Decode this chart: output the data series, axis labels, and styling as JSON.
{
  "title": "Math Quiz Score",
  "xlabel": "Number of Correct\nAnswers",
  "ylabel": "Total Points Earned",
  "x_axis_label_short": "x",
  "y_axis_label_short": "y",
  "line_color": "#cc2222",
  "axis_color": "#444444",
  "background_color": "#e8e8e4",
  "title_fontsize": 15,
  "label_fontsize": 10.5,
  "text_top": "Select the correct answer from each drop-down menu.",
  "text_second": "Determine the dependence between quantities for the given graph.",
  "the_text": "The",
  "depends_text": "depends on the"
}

TO BE DONE ::
Give back all the data exactly as written.

OUTPUT BELOW ::
Decode this chart: output the data series, axis labels, and styling as JSON.
{
  "title": "Math Quiz Score",
  "xlabel": "Number of Correct\nAnswers",
  "ylabel": "Total Points Earned",
  "x_axis_label_short": "x",
  "y_axis_label_short": "y",
  "line_color": "#cc2222",
  "axis_color": "#444444",
  "background_color": "#e8e8e4",
  "title_fontsize": 15,
  "label_fontsize": 10.5,
  "text_top": "Select the correct answer from each drop-down menu.",
  "text_second": "Determine the dependence between quantities for the given graph.",
  "the_text": "The",
  "depends_text": "depends on the"
}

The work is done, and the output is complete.